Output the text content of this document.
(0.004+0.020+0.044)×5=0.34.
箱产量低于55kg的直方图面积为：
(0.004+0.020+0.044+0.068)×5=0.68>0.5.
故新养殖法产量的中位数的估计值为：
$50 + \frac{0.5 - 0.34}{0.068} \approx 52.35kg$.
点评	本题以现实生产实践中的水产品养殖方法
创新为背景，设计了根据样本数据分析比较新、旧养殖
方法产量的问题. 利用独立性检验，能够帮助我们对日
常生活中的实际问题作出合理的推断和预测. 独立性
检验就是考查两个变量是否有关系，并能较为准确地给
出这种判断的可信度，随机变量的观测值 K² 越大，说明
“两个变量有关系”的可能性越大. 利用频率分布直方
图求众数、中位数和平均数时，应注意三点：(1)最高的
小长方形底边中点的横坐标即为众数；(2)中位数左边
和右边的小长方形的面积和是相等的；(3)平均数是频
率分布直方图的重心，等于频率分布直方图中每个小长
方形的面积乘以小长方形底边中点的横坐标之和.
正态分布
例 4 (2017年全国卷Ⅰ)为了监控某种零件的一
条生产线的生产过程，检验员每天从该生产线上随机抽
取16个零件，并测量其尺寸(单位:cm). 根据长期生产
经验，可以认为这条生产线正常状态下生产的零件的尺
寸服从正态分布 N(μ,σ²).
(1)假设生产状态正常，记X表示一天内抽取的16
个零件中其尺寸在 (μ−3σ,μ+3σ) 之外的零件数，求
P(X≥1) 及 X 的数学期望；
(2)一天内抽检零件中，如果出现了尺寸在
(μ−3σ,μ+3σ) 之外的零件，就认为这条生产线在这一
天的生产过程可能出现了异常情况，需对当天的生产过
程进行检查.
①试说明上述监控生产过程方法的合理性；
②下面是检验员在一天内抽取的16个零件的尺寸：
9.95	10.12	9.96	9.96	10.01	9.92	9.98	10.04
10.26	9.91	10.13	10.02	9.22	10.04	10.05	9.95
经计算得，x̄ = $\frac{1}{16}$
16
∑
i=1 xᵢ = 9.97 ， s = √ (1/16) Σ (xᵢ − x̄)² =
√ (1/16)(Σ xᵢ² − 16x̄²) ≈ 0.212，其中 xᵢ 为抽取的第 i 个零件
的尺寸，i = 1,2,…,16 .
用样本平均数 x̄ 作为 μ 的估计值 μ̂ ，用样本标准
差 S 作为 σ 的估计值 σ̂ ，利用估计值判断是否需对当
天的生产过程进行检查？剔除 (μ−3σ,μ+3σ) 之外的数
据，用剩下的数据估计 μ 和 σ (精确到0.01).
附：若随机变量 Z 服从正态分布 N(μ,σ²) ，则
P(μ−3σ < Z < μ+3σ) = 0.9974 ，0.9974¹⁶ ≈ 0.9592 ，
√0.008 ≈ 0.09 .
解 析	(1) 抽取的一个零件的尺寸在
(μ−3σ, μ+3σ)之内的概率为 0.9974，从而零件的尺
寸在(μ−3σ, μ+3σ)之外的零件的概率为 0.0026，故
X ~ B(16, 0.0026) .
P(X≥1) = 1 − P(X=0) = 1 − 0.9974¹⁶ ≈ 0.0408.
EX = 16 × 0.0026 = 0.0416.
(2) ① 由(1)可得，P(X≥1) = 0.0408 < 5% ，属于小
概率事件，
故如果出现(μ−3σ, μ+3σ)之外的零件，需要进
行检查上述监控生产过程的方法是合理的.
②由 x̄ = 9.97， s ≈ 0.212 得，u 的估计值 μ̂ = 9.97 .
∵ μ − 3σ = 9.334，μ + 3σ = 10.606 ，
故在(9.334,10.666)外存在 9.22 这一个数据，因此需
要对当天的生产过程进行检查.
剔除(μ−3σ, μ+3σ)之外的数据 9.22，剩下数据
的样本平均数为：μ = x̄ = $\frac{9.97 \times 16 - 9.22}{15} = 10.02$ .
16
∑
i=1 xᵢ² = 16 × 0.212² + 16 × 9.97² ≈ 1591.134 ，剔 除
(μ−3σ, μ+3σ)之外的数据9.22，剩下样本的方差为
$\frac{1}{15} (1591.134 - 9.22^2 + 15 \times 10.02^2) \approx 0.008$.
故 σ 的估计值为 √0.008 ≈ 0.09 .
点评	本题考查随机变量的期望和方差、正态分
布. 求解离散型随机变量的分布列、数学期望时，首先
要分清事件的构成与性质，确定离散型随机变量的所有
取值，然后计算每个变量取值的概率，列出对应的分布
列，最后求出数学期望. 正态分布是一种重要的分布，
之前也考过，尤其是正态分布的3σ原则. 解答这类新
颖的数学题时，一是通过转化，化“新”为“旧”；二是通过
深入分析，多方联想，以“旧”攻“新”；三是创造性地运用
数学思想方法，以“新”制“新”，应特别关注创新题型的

══════════

TASK TO COMPLETE: Write out every line from the records above, word for word.

SOLUTION FOR THIS EXERCISE:
Output the text content of this document.
(0.004+0.020+0.044)×5=0.34.
箱产量低于55kg的直方图面积为：
(0.004+0.020+0.044+0.068)×5=0.68>0.5.
故新养殖法产量的中位数的估计值为：
$50 + \frac{0.5 - 0.34}{0.068} \approx 52.35kg$.
点评	本题以现实生产实践中的水产品养殖方法
创新为背景，设计了根据样本数据分析比较新、旧养殖
方法产量的问题. 利用独立性检验，能够帮助我们对日
常生活中的实际问题作出合理的推断和预测. 独立性
检验就是考查两个变量是否有关系，并能较为准确地给
出这种判断的可信度，随机变量的观测值 K² 越大，说明
“两个变量有关系”的可能性越大. 利用频率分布直方
图求众数、中位数和平均数时，应注意三点：(1)最高的
小长方形底边中点的横坐标即为众数；(2)中位数左边
和右边的小长方形的面积和是相等的；(3)平均数是频
率分布直方图的重心，等于频率分布直方图中每个小长
方形的面积乘以小长方形底边中点的横坐标之和.
正态分布
例 4 (2017年全国卷Ⅰ)为了监控某种零件的一
条生产线的生产过程，检验员每天从该生产线上随机抽
取16个零件，并测量其尺寸(单位:cm). 根据长期生产
经验，可以认为这条生产线正常状态下生产的零件的尺
寸服从正态分布 N(μ,σ²).
(1)假设生产状态正常，记X表示一天内抽取的16
个零件中其尺寸在 (μ−3σ,μ+3σ) 之外的零件数，求
P(X≥1) 及 X 的数学期望；
(2)一天内抽检零件中，如果出现了尺寸在
(μ−3σ,μ+3σ) 之外的零件，就认为这条生产线在这一
天的生产过程可能出现了异常情况，需对当天的生产过
程进行检查.
①试说明上述监控生产过程方法的合理性；
②下面是检验员在一天内抽取的16个零件的尺寸：
9.95	10.12	9.96	9.96	10.01	9.92	9.98	10.04
10.26	9.91	10.13	10.02	9.22	10.04	10.05	9.95
经计算得，x̄ = $\frac{1}{16}$
16
∑
i=1 xᵢ = 9.97 ， s = √ (1/16) Σ (xᵢ − x̄)² =
√ (1/16)(Σ xᵢ² − 16x̄²) ≈ 0.212，其中 xᵢ 为抽取的第 i 个零件
的尺寸，i = 1,2,…,16 .
用样本平均数 x̄ 作为 μ 的估计值 μ̂ ，用样本标准
差 S 作为 σ 的估计值 σ̂ ，利用估计值判断是否需对当
天的生产过程进行检查？剔除 (μ−3σ,μ+3σ) 之外的数
据，用剩下的数据估计 μ 和 σ (精确到0.01).
附：若随机变量 Z 服从正态分布 N(μ,σ²) ，则
P(μ−3σ < Z < μ+3σ) = 0.9974 ，0.9974¹⁶ ≈ 0.9592 ，
√0.008 ≈ 0.09 .
解 析	(1) 抽取的一个零件的尺寸在
(μ−3σ, μ+3σ)之内的概率为 0.9974，从而零件的尺
寸在(μ−3σ, μ+3σ)之外的零件的概率为 0.0026，故
X ~ B(16, 0.0026) .
P(X≥1) = 1 − P(X=0) = 1 − 0.9974¹⁶ ≈ 0.0408.
EX = 16 × 0.0026 = 0.0416.
(2) ① 由(1)可得，P(X≥1) = 0.0408 < 5% ，属于小
概率事件，
故如果出现(μ−3σ, μ+3σ)之外的零件，需要进
行检查上述监控生产过程的方法是合理的.
②由 x̄ = 9.97， s ≈ 0.212 得，u 的估计值 μ̂ = 9.97 .
∵ μ − 3σ = 9.334，μ + 3σ = 10.606 ，
故在(9.334,10.666)外存在 9.22 这一个数据，因此需
要对当天的生产过程进行检查.
剔除(μ−3σ, μ+3σ)之外的数据 9.22，剩下数据
的样本平均数为：μ = x̄ = $\frac{9.97 \times 16 - 9.22}{15} = 10.02$ .
16
∑
i=1 xᵢ² = 16 × 0.212² + 16 × 9.97² ≈ 1591.134 ，剔 除
(μ−3σ, μ+3σ)之外的数据9.22，剩下样本的方差为
$\frac{1}{15} (1591.134 - 9.22^2 + 15 \times 10.02^2) \approx 0.008$.
故 σ 的估计值为 √0.008 ≈ 0.09 .
点评	本题考查随机变量的期望和方差、正态分
布. 求解离散型随机变量的分布列、数学期望时，首先
要分清事件的构成与性质，确定离散型随机变量的所有
取值，然后计算每个变量取值的概率，列出对应的分布
列，最后求出数学期望. 正态分布是一种重要的分布，
之前也考过，尤其是正态分布的3σ原则. 解答这类新
颖的数学题时，一是通过转化，化“新”为“旧”；二是通过
深入分析，多方联想，以“旧”攻“新”；三是创造性地运用
数学思想方法，以“新”制“新”，应特别关注创新题型的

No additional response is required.